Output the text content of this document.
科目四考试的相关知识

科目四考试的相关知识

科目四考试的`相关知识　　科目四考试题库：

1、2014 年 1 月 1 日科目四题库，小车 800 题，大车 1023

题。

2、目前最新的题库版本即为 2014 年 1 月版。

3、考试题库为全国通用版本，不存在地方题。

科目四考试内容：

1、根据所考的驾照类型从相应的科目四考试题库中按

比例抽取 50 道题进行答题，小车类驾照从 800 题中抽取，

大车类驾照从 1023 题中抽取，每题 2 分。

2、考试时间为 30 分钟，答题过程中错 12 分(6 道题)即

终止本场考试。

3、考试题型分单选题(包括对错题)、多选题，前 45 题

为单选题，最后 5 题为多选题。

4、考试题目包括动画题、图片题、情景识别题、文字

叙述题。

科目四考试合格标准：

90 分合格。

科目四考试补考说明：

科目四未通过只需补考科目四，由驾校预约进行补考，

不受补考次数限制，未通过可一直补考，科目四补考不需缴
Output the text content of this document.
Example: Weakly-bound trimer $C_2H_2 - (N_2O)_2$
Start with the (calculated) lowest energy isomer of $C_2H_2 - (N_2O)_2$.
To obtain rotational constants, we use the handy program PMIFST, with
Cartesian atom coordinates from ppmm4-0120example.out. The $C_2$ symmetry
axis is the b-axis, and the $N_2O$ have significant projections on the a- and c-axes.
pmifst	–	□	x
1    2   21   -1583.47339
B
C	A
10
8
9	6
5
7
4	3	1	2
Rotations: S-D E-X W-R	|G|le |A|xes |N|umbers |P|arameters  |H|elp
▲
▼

THE EXERCISE: Print every record exactly as it was given.

RESULT OF THE TASK:
Output the text content of this document.
科目四考试的相关知识

科目四考试的相关知识

科目四考试的`相关知识　　科目四考试题库：

1、2014 年 1 月 1 日科目四题库，小车 800 题，大车 1023

题。

2、目前最新的题库版本即为 2014 年 1 月版。

3、考试题库为全国通用版本，不存在地方题。

科目四考试内容：

1、根据所考的驾照类型从相应的科目四考试题库中按

比例抽取 50 道题进行答题，小车类驾照从 800 题中抽取，

大车类驾照从 1023 题中抽取，每题 2 分。

2、考试时间为 30 分钟，答题过程中错 12 分(6 道题)即

终止本场考试。

3、考试题型分单选题(包括对错题)、多选题，前 45 题

为单选题，最后 5 题为多选题。

4、考试题目包括动画题、图片题、情景识别题、文字

叙述题。

科目四考试合格标准：

90 分合格。

科目四考试补考说明：

科目四未通过只需补考科目四，由驾校预约进行补考，

不受补考次数限制，未通过可一直补考，科目四补考不需缴
Output the text content of this document.
Example: Weakly-bound trimer $C_2H_2 - (N_2O)_2$
Start with the (calculated) lowest energy isomer of $C_2H_2 - (N_2O)_2$.
To obtain rotational constants, we use the handy program PMIFST, with
Cartesian atom coordinates from ppmm4-0120example.out. The $C_2$ symmetry
axis is the b-axis, and the $N_2O$ have significant projections on the a- and c-axes.
pmifst	–	□	x
1    2   21   -1583.47339
B
C	A
10
8
9	6
5
7
4	3	1	2
Rotations: S-D E-X W-R	|G|le |A|xes |N|umbers |P|arameters  |H|elp
▲
▼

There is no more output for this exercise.